#### [Petikan Bacaan]
###
Catatan Politik
Sebuah majalah di Amerika Serikat dengan oplah 80 ribu membuat editorial yang terbilang tajam, berani terhadap proses Impeachment Presiden Trump.
Pergilah Trump kira kira pesan dari editorial majalah itu. Padahal majalah ini dikelola oleh kelompok agama. Namun mereka sudah bosan dengan gaya kepemimpinan Trump dan membuat editorial berani meminta presiden pergi dari Gedung Putih.
Editorial itu disambut gembira pelanggan mereka yang berjumlah 80 ribu orang. Selain situs daring pun sampai terganggu karena diserbu pembaca.
Proses panjang impeachment Trump ditentukan tahun depan. Republik sebagai partai pendukung Trump mengatakan tidak ada celah di Senat akan mendukung upaya Demokrat. Republik memiliki suara terbanyak di Senat akan berusaha meyakinkan Trump tidak bersalah dalam upaya meminta bantuan presiden Ukraina menyelidiki Joe Biden dan putranya.
Walaupun jejak pendapat yang dibuat Reuters, 44 persen setuju Trump dimakzulkan dan 41 persen tak setuju cara Demokrat melakukan impeachment.
Publik Amerika terbelah soal sikap mendukung dan pro kebijakan Demokrat melakukan impeachment. Selama ini, di bawah Trump pertumbuhan ekonomi AS mulai membaik. Lapangan pekerjaan tersedia di mana mana. Tapi kebijakan perang dagang dengan China menyebabkan negara lain agak was-was.
Namun bagi Partai Demokrat yang akan bertanding melawan Trump di 2020, jika Trump berhasil disingkirkan dari kursi presiden, maka peluang Demokrat memenangkan pertandingan bisa saja lebih besar. Kesalahan Trump dianggap menggunakan kekuasaannya menekan Ukraina, dan menahan bantuan hibah tak dapat dimaafkan.
###
#### [Data yang Ditampilkan]
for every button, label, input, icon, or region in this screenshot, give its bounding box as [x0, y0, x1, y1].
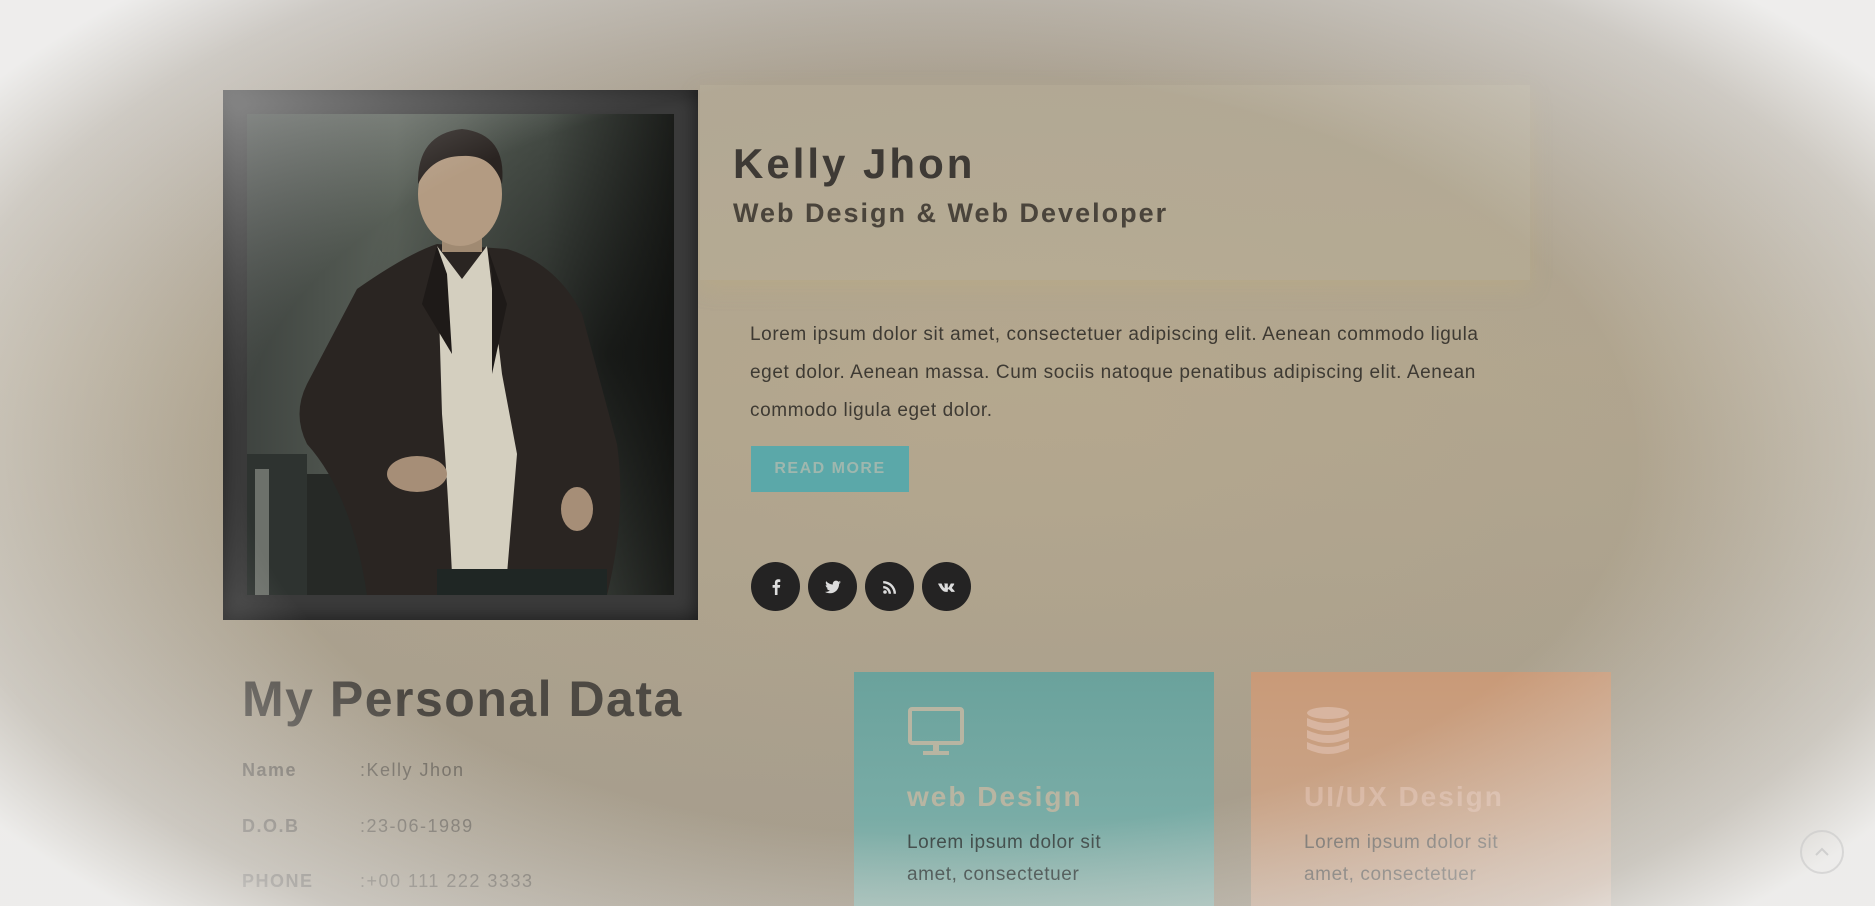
###
#### [Daftar Tugas]
1. Tuliskan semua negara yang disebut dalam catatan politik tentang pemakzulan Trump.
2. Teruskan catatan politik tentang pemakzulan Trump setelah kalimat terakhir yang tercantum.

#### [Jawaban Akhir]
1. Amerika Serikat (juga ditulis AS), Ukraina, China

2.
Dilarang keras, pemegang kekuasaan memanfaatkan untuk menyelidiki lawan politik. Tentu hal ini agak berbeda dengan kita. Di mana ketika berada di puncak kekuasaan semua bisa diatur. Inilah kedewasaan Amerika yang sudah maju ratusan tahun dalam berdemokrasi dibanding kita yang baru 20 tahun berdemokrasi bebas sejak 1999. Di ujung 2019, nampaknya oligarki mulai terasa kental. Politik identitas, klientelisme, money politics menambah curam penurunan kualitas demokrasi Indonesia. Bahkan pilkada 2020 kita akan melihat anak presiden, menantu presiden, anak wakil presiden ikut pilkada. Tapi belum tahu apakah dapat partai atau tidak. Harusnya dapat. Lalu apakah itu salah? Dalam demokrasi tidak salah. Apalagi sedang berkuasa. Memiliki materi, memiliki dukungan politik. Maka hanya pemilih yang bisa menentukan menang atau kalah. Tak heran jika Presiden Jokowi mengatakan, itu bukan politik dinasti. Karena Jokowi memang bukan berasal dari dinasti politik lama. Setali dengan Jokowi. Wapres Maruf Amin juga mengatakan putrinya mau ikut Pilkada bukan untuk politik dinasti. Ini kompetisi yang menentukan adalah pemilih.
Tapi dengan kekuasaan yang dimiliki, mustahil tangan tangan tak nampak itu diam. Mengapa misalnya ketika belum menjadi wapres, anaknya tidak ikut pilkada sebelumnya. Setelah ayahnya menjadi pemimpin di Indonesia, sang anak mau dicalonkan.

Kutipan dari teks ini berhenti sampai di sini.